STATED TASK:
Transcribe the entries that follow exactly as they appear, minus pictures.

DATASET EXTRACT:
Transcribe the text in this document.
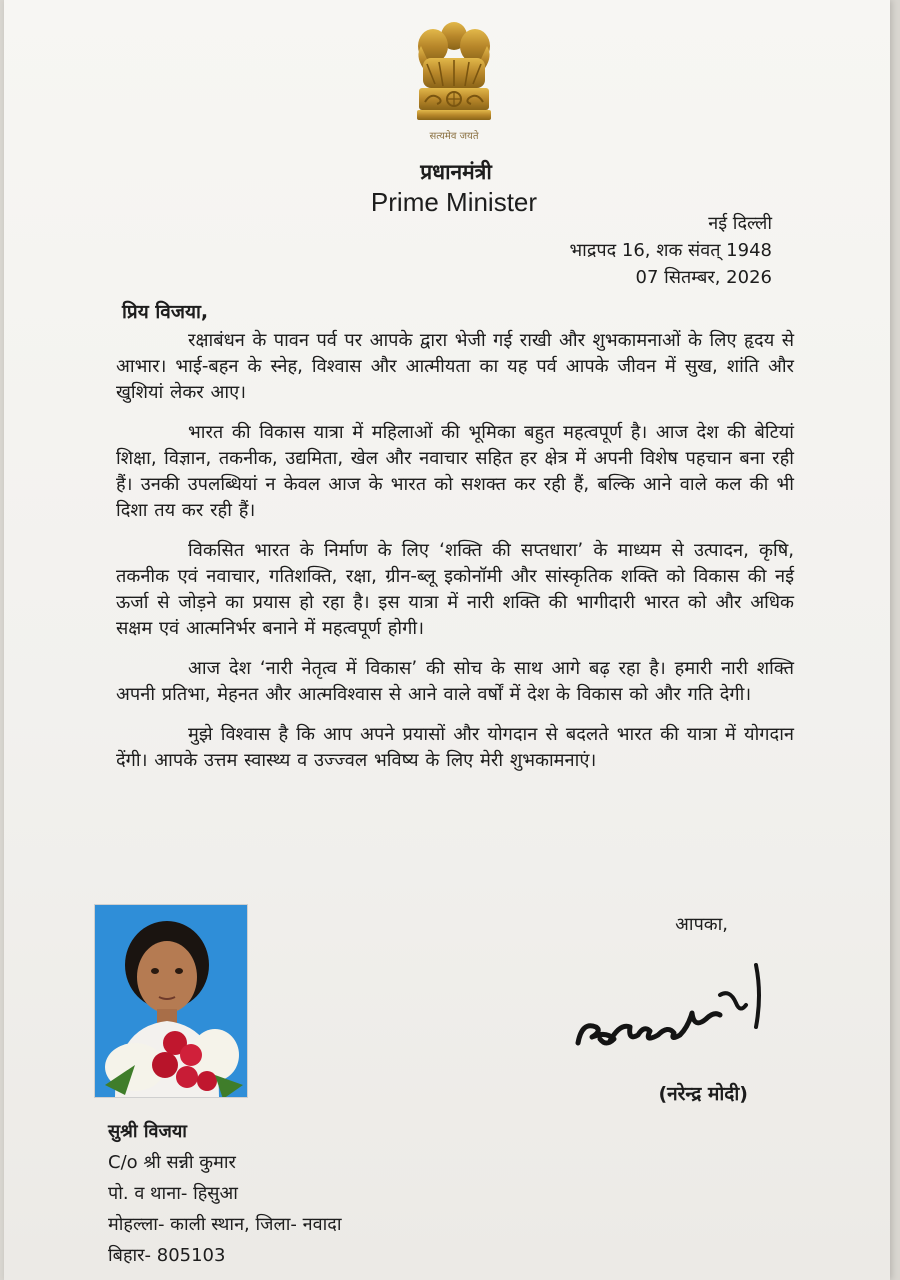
सत्यमेव जयते
प्रधानमंत्री
Prime Minister
नई दिल्ली
भाद्रपद 16, शक संवत् 1948
07 सितम्बर, 2026
प्रिय विजया,

रक्षाबंधन के पावन पर्व पर आपके द्वारा भेजी गई राखी और शुभकामनाओं के लिए हृदय से आभार। भाई-बहन के स्नेह, विश्वास और आत्मीयता का यह पर्व आपके जीवन में सुख, शांति और खुशियां लेकर आए।

भारत की विकास यात्रा में महिलाओं की भूमिका बहुत महत्वपूर्ण है। आज देश की बेटियां शिक्षा, विज्ञान, तकनीक, उद्यमिता, खेल और नवाचार सहित हर क्षेत्र में अपनी विशेष पहचान बना रही हैं। उनकी उपलब्धियां न केवल आज के भारत को सशक्त कर रही हैं, बल्कि आने वाले कल की भी दिशा तय कर रही हैं।

विकसित भारत के निर्माण के लिए ‘शक्ति की सप्तधारा’ के माध्यम से उत्पादन, कृषि, तकनीक एवं नवाचार, गतिशक्ति, रक्षा, ग्रीन-ब्लू इकोनॉमी और सांस्कृतिक शक्ति को विकास की नई ऊर्जा से जोड़ने का प्रयास हो रहा है। इस यात्रा में नारी शक्ति की भागीदारी भारत को और अधिक सक्षम एवं आत्मनिर्भर बनाने में महत्वपूर्ण होगी।

आज देश ‘नारी नेतृत्व में विकास’ की सोच के साथ आगे बढ़ रहा है। हमारी नारी शक्ति अपनी प्रतिभा, मेहनत और आत्मविश्वास से आने वाले वर्षों में देश के विकास को और गति देगी।

मुझे विश्वास है कि आप अपने प्रयासों और योगदान से बदलते भारत की यात्रा में योगदान देंगी। आपके उत्तम स्वास्थ्य व उज्ज्वल भविष्य के लिए मेरी शुभकामनाएं।

आपका,
(नरेन्द्र मोदी)
सुश्री विजया
C/o श्री सन्नी कुमार
पो. व थाना- हिसुआ
मोहल्ला- काली स्थान, जिला- नवादा
बिहार- 805103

RESPONSE:
Transcribe the text in this document.
सत्यमेव जयते
प्रधानमंत्री
Prime Minister
नई दिल्ली
भाद्रपद 16, शक संवत् 1948
07 सितम्बर, 2026
प्रिय विजया,

रक्षाबंधन के पावन पर्व पर आपके द्वारा भेजी गई राखी और शुभकामनाओं के लिए हृदय से आभार। भाई-बहन के स्नेह, विश्वास और आत्मीयता का यह पर्व आपके जीवन में सुख, शांति और खुशियां लेकर आए।

भारत की विकास यात्रा में महिलाओं की भूमिका बहुत महत्वपूर्ण है। आज देश की बेटियां शिक्षा, विज्ञान, तकनीक, उद्यमिता, खेल और नवाचार सहित हर क्षेत्र में अपनी विशेष पहचान बना रही हैं। उनकी उपलब्धियां न केवल आज के भारत को सशक्त कर रही हैं, बल्कि आने वाले कल की भी दिशा तय कर रही हैं।

विकसित भारत के निर्माण के लिए ‘शक्ति की सप्तधारा’ के माध्यम से उत्पादन, कृषि, तकनीक एवं नवाचार, गतिशक्ति, रक्षा, ग्रीन-ब्लू इकोनॉमी और सांस्कृतिक शक्ति को विकास की नई ऊर्जा से जोड़ने का प्रयास हो रहा है। इस यात्रा में नारी शक्ति की भागीदारी भारत को और अधिक सक्षम एवं आत्मनिर्भर बनाने में महत्वपूर्ण होगी।

आज देश ‘नारी नेतृत्व में विकास’ की सोच के साथ आगे बढ़ रहा है। हमारी नारी शक्ति अपनी प्रतिभा, मेहनत और आत्मविश्वास से आने वाले वर्षों में देश के विकास को और गति देगी।

मुझे विश्वास है कि आप अपने प्रयासों और योगदान से बदलते भारत की यात्रा में योगदान देंगी। आपके उत्तम स्वास्थ्य व उज्ज्वल भविष्य के लिए मेरी शुभकामनाएं।

आपका,
(नरेन्द्र मोदी)
सुश्री विजया
C/o श्री सन्नी कुमार
पो. व थाना- हिसुआ
मोहल्ला- काली स्थान, जिला- नवादा
बिहार- 805103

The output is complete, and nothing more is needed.